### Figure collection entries
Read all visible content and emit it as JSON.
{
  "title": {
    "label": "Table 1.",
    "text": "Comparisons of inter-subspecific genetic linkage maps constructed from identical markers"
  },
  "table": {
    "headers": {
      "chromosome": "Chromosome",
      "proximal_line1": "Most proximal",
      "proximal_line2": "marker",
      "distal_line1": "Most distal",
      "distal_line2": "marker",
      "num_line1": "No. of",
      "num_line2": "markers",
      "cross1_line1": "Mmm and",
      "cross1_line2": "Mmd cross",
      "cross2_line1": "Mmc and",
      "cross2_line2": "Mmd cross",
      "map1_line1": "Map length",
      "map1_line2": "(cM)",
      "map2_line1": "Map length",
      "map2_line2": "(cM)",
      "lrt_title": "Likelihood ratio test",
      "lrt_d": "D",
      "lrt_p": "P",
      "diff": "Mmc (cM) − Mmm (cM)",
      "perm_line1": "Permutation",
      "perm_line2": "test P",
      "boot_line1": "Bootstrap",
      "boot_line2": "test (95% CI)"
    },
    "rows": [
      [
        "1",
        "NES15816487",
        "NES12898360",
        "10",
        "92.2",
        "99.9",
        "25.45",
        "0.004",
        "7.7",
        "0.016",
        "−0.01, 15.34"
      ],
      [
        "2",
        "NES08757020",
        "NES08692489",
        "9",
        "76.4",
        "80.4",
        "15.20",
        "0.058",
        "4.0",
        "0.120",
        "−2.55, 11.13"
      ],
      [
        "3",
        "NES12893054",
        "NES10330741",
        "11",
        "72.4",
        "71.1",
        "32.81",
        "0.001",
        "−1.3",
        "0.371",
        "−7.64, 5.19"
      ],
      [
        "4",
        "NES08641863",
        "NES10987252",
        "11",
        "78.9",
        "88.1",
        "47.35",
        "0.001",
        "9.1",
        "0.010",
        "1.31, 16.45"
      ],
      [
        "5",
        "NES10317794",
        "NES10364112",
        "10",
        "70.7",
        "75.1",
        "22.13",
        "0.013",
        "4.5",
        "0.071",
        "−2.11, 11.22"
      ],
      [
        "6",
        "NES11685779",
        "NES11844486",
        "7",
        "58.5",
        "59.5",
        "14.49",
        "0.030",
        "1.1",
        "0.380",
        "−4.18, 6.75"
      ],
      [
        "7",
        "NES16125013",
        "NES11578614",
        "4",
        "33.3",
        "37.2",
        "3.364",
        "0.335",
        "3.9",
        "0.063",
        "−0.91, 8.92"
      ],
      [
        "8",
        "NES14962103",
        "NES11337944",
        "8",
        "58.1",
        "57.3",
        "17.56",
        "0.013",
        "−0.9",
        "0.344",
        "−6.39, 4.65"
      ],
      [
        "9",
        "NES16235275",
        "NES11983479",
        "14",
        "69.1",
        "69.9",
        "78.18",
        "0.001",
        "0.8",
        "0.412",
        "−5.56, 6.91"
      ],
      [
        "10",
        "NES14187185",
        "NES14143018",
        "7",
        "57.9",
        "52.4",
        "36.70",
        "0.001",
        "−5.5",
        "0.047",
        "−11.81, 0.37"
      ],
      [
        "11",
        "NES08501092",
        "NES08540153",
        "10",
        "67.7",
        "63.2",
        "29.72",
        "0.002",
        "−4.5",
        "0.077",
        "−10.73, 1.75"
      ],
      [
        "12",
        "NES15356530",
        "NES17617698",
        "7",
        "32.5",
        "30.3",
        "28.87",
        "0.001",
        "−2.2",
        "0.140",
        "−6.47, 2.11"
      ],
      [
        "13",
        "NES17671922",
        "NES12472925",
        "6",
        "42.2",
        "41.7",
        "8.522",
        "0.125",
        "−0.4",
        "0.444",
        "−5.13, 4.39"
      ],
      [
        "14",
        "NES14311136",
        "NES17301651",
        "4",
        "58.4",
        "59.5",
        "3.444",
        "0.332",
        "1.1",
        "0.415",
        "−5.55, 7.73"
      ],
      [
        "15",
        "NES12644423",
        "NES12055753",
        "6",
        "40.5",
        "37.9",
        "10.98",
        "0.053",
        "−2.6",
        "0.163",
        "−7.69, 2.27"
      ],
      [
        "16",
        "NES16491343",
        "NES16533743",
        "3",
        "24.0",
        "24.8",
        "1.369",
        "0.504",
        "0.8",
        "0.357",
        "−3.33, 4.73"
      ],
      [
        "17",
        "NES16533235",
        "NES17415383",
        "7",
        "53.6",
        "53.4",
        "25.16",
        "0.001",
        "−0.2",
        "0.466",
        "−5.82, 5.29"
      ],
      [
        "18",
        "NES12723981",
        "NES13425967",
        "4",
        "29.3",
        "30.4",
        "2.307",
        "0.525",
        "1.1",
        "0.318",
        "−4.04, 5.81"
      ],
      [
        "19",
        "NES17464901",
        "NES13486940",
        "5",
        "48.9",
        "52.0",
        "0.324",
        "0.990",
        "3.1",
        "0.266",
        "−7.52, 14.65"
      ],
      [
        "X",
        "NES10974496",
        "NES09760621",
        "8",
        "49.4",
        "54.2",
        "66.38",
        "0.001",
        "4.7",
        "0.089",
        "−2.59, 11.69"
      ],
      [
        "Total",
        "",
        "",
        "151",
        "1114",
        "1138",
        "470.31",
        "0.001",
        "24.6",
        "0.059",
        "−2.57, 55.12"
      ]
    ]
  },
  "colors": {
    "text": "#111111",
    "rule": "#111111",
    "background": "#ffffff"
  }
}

### EXERCISE DIRECTIONS
Quote the data in full, keeping each word unchanged.

### OUTPUT FOR THIS TASK
Read all visible content and emit it as JSON.
{
  "title": {
    "label": "Table 1.",
    "text": "Comparisons of inter-subspecific genetic linkage maps constructed from identical markers"
  },
  "table": {
    "headers": {
      "chromosome": "Chromosome",
      "proximal_line1": "Most proximal",
      "proximal_line2": "marker",
      "distal_line1": "Most distal",
      "distal_line2": "marker",
      "num_line1": "No. of",
      "num_line2": "markers",
      "cross1_line1": "Mmm and",
      "cross1_line2": "Mmd cross",
      "cross2_line1": "Mmc and",
      "cross2_line2": "Mmd cross",
      "map1_line1": "Map length",
      "map1_line2": "(cM)",
      "map2_line1": "Map length",
      "map2_line2": "(cM)",
      "lrt_title": "Likelihood ratio test",
      "lrt_d": "D",
      "lrt_p": "P",
      "diff": "Mmc (cM) − Mmm (cM)",
      "perm_line1": "Permutation",
      "perm_line2": "test P",
      "boot_line1": "Bootstrap",
      "boot_line2": "test (95% CI)"
    },
    "rows": [
      [
        "1",
        "NES15816487",
        "NES12898360",
        "10",
        "92.2",
        "99.9",
        "25.45",
        "0.004",
        "7.7",
        "0.016",
        "−0.01, 15.34"
      ],
      [
        "2",
        "NES08757020",
        "NES08692489",
        "9",
        "76.4",
        "80.4",
        "15.20",
        "0.058",
        "4.0",
        "0.120",
        "−2.55, 11.13"
      ],
      [
        "3",
        "NES12893054",
        "NES10330741",
        "11",
        "72.4",
        "71.1",
        "32.81",
        "0.001",
        "−1.3",
        "0.371",
        "−7.64, 5.19"
      ],
      [
        "4",
        "NES08641863",
        "NES10987252",
        "11",
        "78.9",
        "88.1",
        "47.35",
        "0.001",
        "9.1",
        "0.010",
        "1.31, 16.45"
      ],
      [
        "5",
        "NES10317794",
        "NES10364112",
        "10",
        "70.7",
        "75.1",
        "22.13",
        "0.013",
        "4.5",
        "0.071",
        "−2.11, 11.22"
      ],
      [
        "6",
        "NES11685779",
        "NES11844486",
        "7",
        "58.5",
        "59.5",
        "14.49",
        "0.030",
        "1.1",
        "0.380",
        "−4.18, 6.75"
      ],
      [
        "7",
        "NES16125013",
        "NES11578614",
        "4",
        "33.3",
        "37.2",
        "3.364",
        "0.335",
        "3.9",
        "0.063",
        "−0.91, 8.92"
      ],
      [
        "8",
        "NES14962103",
        "NES11337944",
        "8",
        "58.1",
        "57.3",
        "17.56",
        "0.013",
        "−0.9",
        "0.344",
        "−6.39, 4.65"
      ],
      [
        "9",
        "NES16235275",
        "NES11983479",
        "14",
        "69.1",
        "69.9",
        "78.18",
        "0.001",
        "0.8",
        "0.412",
        "−5.56, 6.91"
      ],
      [
        "10",
        "NES14187185",
        "NES14143018",
        "7",
        "57.9",
        "52.4",
        "36.70",
        "0.001",
        "−5.5",
        "0.047",
        "−11.81, 0.37"
      ],
      [
        "11",
        "NES08501092",
        "NES08540153",
        "10",
        "67.7",
        "63.2",
        "29.72",
        "0.002",
        "−4.5",
        "0.077",
        "−10.73, 1.75"
      ],
      [
        "12",
        "NES15356530",
        "NES17617698",
        "7",
        "32.5",
        "30.3",
        "28.87",
        "0.001",
        "−2.2",
        "0.140",
        "−6.47, 2.11"
      ],
      [
        "13",
        "NES17671922",
        "NES12472925",
        "6",
        "42.2",
        "41.7",
        "8.522",
        "0.125",
        "−0.4",
        "0.444",
        "−5.13, 4.39"
      ],
      [
        "14",
        "NES14311136",
        "NES17301651",
        "4",
        "58.4",
        "59.5",
        "3.444",
        "0.332",
        "1.1",
        "0.415",
        "−5.55, 7.73"
      ],
      [
        "15",
        "NES12644423",
        "NES12055753",
        "6",
        "40.5",
        "37.9",
        "10.98",
        "0.053",
        "−2.6",
        "0.163",
        "−7.69, 2.27"
      ],
      [
        "16",
        "NES16491343",
        "NES16533743",
        "3",
        "24.0",
        "24.8",
        "1.369",
        "0.504",
        "0.8",
        "0.357",
        "−3.33, 4.73"
      ],
      [
        "17",
        "NES16533235",
        "NES17415383",
        "7",
        "53.6",
        "53.4",
        "25.16",
        "0.001",
        "−0.2",
        "0.466",
        "−5.82, 5.29"
      ],
      [
        "18",
        "NES12723981",
        "NES13425967",
        "4",
        "29.3",
        "30.4",
        "2.307",
        "0.525",
        "1.1",
        "0.318",
        "−4.04, 5.81"
      ],
      [
        "19",
        "NES17464901",
        "NES13486940",
        "5",
        "48.9",
        "52.0",
        "0.324",
        "0.990",
        "3.1",
        "0.266",
        "−7.52, 14.65"
      ],
      [
        "X",
        "NES10974496",
        "NES09760621",
        "8",
        "49.4",
        "54.2",
        "66.38",
        "0.001",
        "4.7",
        "0.089",
        "−2.59, 11.69"
      ],
      [
        "Total",
        "",
        "",
        "151",
        "1114",
        "1138",
        "470.31",
        "0.001",
        "24.6",
        "0.059",
        "−2.57, 55.12"
      ]
    ]
  },
  "colors": {
    "text": "#111111",
    "rule": "#111111",
    "background": "#ffffff"
  }
}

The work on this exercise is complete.